## Data shown
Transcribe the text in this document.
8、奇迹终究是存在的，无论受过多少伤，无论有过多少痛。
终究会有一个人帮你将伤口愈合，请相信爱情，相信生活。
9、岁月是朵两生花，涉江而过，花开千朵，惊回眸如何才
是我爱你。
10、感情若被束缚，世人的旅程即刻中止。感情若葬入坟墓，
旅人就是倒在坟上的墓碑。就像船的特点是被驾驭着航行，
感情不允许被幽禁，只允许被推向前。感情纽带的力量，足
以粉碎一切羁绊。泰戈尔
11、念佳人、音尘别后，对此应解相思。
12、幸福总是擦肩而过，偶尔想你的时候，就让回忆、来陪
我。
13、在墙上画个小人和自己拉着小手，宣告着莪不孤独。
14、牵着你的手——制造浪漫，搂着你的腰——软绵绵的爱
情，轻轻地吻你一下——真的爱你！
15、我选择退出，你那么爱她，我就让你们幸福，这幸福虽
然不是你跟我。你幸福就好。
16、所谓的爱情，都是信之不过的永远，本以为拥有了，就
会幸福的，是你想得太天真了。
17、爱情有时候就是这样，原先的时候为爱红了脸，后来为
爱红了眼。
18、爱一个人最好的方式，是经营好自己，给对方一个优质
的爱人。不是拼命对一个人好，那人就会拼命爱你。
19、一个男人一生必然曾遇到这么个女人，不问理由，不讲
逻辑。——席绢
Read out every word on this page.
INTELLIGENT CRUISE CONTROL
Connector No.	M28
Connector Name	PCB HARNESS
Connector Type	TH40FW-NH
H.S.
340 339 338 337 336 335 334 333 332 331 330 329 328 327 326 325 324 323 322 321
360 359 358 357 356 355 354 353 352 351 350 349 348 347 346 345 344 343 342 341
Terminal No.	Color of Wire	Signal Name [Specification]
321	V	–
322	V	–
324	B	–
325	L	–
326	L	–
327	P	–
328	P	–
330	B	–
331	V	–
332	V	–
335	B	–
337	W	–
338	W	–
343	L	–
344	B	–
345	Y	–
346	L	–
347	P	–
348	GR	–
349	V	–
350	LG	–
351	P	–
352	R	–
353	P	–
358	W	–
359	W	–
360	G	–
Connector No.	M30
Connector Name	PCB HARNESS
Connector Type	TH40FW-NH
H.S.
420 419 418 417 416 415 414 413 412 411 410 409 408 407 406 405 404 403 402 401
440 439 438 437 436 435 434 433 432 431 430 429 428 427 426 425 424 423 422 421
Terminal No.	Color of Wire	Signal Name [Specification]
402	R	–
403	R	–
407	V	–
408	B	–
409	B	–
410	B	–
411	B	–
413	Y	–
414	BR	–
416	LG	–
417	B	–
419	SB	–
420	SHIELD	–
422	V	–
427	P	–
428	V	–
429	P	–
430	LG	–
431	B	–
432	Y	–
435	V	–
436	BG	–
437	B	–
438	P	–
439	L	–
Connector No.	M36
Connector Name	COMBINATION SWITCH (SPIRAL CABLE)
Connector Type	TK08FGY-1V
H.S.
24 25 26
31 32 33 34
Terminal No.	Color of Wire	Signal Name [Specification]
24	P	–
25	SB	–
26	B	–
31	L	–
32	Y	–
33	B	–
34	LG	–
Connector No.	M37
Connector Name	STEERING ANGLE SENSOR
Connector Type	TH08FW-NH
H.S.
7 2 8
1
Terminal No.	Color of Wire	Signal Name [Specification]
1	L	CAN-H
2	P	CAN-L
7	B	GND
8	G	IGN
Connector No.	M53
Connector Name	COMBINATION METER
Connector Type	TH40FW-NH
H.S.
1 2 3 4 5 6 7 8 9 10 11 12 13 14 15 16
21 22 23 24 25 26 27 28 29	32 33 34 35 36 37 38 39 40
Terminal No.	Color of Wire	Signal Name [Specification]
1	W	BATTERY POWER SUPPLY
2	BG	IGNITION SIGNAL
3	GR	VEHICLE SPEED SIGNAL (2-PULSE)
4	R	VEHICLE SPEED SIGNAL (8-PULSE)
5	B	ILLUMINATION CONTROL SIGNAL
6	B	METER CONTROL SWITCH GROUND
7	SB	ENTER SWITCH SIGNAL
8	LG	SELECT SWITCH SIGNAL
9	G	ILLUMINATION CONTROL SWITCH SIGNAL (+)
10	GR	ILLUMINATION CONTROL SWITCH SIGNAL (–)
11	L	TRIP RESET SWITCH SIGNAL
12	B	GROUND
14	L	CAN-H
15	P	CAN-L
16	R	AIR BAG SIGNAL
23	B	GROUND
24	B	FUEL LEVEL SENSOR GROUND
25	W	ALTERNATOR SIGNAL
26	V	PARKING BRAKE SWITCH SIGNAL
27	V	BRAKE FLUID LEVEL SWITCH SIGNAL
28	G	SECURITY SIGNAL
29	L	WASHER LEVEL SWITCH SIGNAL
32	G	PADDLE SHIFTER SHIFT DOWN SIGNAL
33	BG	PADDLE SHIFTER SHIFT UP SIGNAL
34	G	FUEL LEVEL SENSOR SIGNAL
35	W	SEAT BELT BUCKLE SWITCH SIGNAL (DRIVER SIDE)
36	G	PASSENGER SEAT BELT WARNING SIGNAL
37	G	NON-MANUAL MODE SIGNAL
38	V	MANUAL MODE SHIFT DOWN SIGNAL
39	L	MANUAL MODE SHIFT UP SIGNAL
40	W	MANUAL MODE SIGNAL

## Instructions for the task
Copy each line of the data above without altering a single character.

## The response
Transcribe the text in this document.
8、奇迹终究是存在的，无论受过多少伤，无论有过多少痛。
终究会有一个人帮你将伤口愈合，请相信爱情，相信生活。
9、岁月是朵两生花，涉江而过，花开千朵，惊回眸如何才
是我爱你。
10、感情若被束缚，世人的旅程即刻中止。感情若葬入坟墓，
旅人就是倒在坟上的墓碑。就像船的特点是被驾驭着航行，
感情不允许被幽禁，只允许被推向前。感情纽带的力量，足
以粉碎一切羁绊。泰戈尔
11、念佳人、音尘别后，对此应解相思。
12、幸福总是擦肩而过，偶尔想你的时候，就让回忆、来陪
我。
13、在墙上画个小人和自己拉着小手，宣告着莪不孤独。
14、牵着你的手——制造浪漫，搂着你的腰——软绵绵的爱
情，轻轻地吻你一下——真的爱你！
15、我选择退出，你那么爱她，我就让你们幸福，这幸福虽
然不是你跟我。你幸福就好。
16、所谓的爱情，都是信之不过的永远，本以为拥有了，就
会幸福的，是你想得太天真了。
17、爱情有时候就是这样，原先的时候为爱红了脸，后来为
爱红了眼。
18、爱一个人最好的方式，是经营好自己，给对方一个优质
的爱人。不是拼命对一个人好，那人就会拼命爱你。
19、一个男人一生必然曾遇到这么个女人，不问理由，不讲
逻辑。——席绢
Read out every word on this page.
INTELLIGENT CRUISE CONTROL
Connector No.	M28
Connector Name	PCB HARNESS
Connector Type	TH40FW-NH
H.S.
340 339 338 337 336 335 334 333 332 331 330 329 328 327 326 325 324 323 322 321
360 359 358 357 356 355 354 353 352 351 350 349 348 347 346 345 344 343 342 341
Terminal No.	Color of Wire	Signal Name [Specification]
321	V	–
322	V	–
324	B	–
325	L	–
326	L	–
327	P	–
328	P	–
330	B	–
331	V	–
332	V	–
335	B	–
337	W	–
338	W	–
343	L	–
344	B	–
345	Y	–
346	L	–
347	P	–
348	GR	–
349	V	–
350	LG	–
351	P	–
352	R	–
353	P	–
358	W	–
359	W	–
360	G	–
Connector No.	M30
Connector Name	PCB HARNESS
Connector Type	TH40FW-NH
H.S.
420 419 418 417 416 415 414 413 412 411 410 409 408 407 406 405 404 403 402 401
440 439 438 437 436 435 434 433 432 431 430 429 428 427 426 425 424 423 422 421
Terminal No.	Color of Wire	Signal Name [Specification]
402	R	–
403	R	–
407	V	–
408	B	–
409	B	–
410	B	–
411	B	–
413	Y	–
414	BR	–
416	LG	–
417	B	–
419	SB	–
420	SHIELD	–
422	V	–
427	P	–
428	V	–
429	P	–
430	LG	–
431	B	–
432	Y	–
435	V	–
436	BG	–
437	B	–
438	P	–
439	L	–
Connector No.	M36
Connector Name	COMBINATION SWITCH (SPIRAL CABLE)
Connector Type	TK08FGY-1V
H.S.
24 25 26
31 32 33 34
Terminal No.	Color of Wire	Signal Name [Specification]
24	P	–
25	SB	–
26	B	–
31	L	–
32	Y	–
33	B	–
34	LG	–
Connector No.	M37
Connector Name	STEERING ANGLE SENSOR
Connector Type	TH08FW-NH
H.S.
7 2 8
1
Terminal No.	Color of Wire	Signal Name [Specification]
1	L	CAN-H
2	P	CAN-L
7	B	GND
8	G	IGN
Connector No.	M53
Connector Name	COMBINATION METER
Connector Type	TH40FW-NH
H.S.
1 2 3 4 5 6 7 8 9 10 11 12 13 14 15 16
21 22 23 24 25 26 27 28 29	32 33 34 35 36 37 38 39 40
Terminal No.	Color of Wire	Signal Name [Specification]
1	W	BATTERY POWER SUPPLY
2	BG	IGNITION SIGNAL
3	GR	VEHICLE SPEED SIGNAL (2-PULSE)
4	R	VEHICLE SPEED SIGNAL (8-PULSE)
5	B	ILLUMINATION CONTROL SIGNAL
6	B	METER CONTROL SWITCH GROUND
7	SB	ENTER SWITCH SIGNAL
8	LG	SELECT SWITCH SIGNAL
9	G	ILLUMINATION CONTROL SWITCH SIGNAL (+)
10	GR	ILLUMINATION CONTROL SWITCH SIGNAL (–)
11	L	TRIP RESET SWITCH SIGNAL
12	B	GROUND
14	L	CAN-H
15	P	CAN-L
16	R	AIR BAG SIGNAL
23	B	GROUND
24	B	FUEL LEVEL SENSOR GROUND
25	W	ALTERNATOR SIGNAL
26	V	PARKING BRAKE SWITCH SIGNAL
27	V	BRAKE FLUID LEVEL SWITCH SIGNAL
28	G	SECURITY SIGNAL
29	L	WASHER LEVEL SWITCH SIGNAL
32	G	PADDLE SHIFTER SHIFT DOWN SIGNAL
33	BG	PADDLE SHIFTER SHIFT UP SIGNAL
34	G	FUEL LEVEL SENSOR SIGNAL
35	W	SEAT BELT BUCKLE SWITCH SIGNAL (DRIVER SIDE)
36	G	PASSENGER SEAT BELT WARNING SIGNAL
37	G	NON-MANUAL MODE SIGNAL
38	V	MANUAL MODE SHIFT DOWN SIGNAL
39	L	MANUAL MODE SHIFT UP SIGNAL
40	W	MANUAL MODE SIGNAL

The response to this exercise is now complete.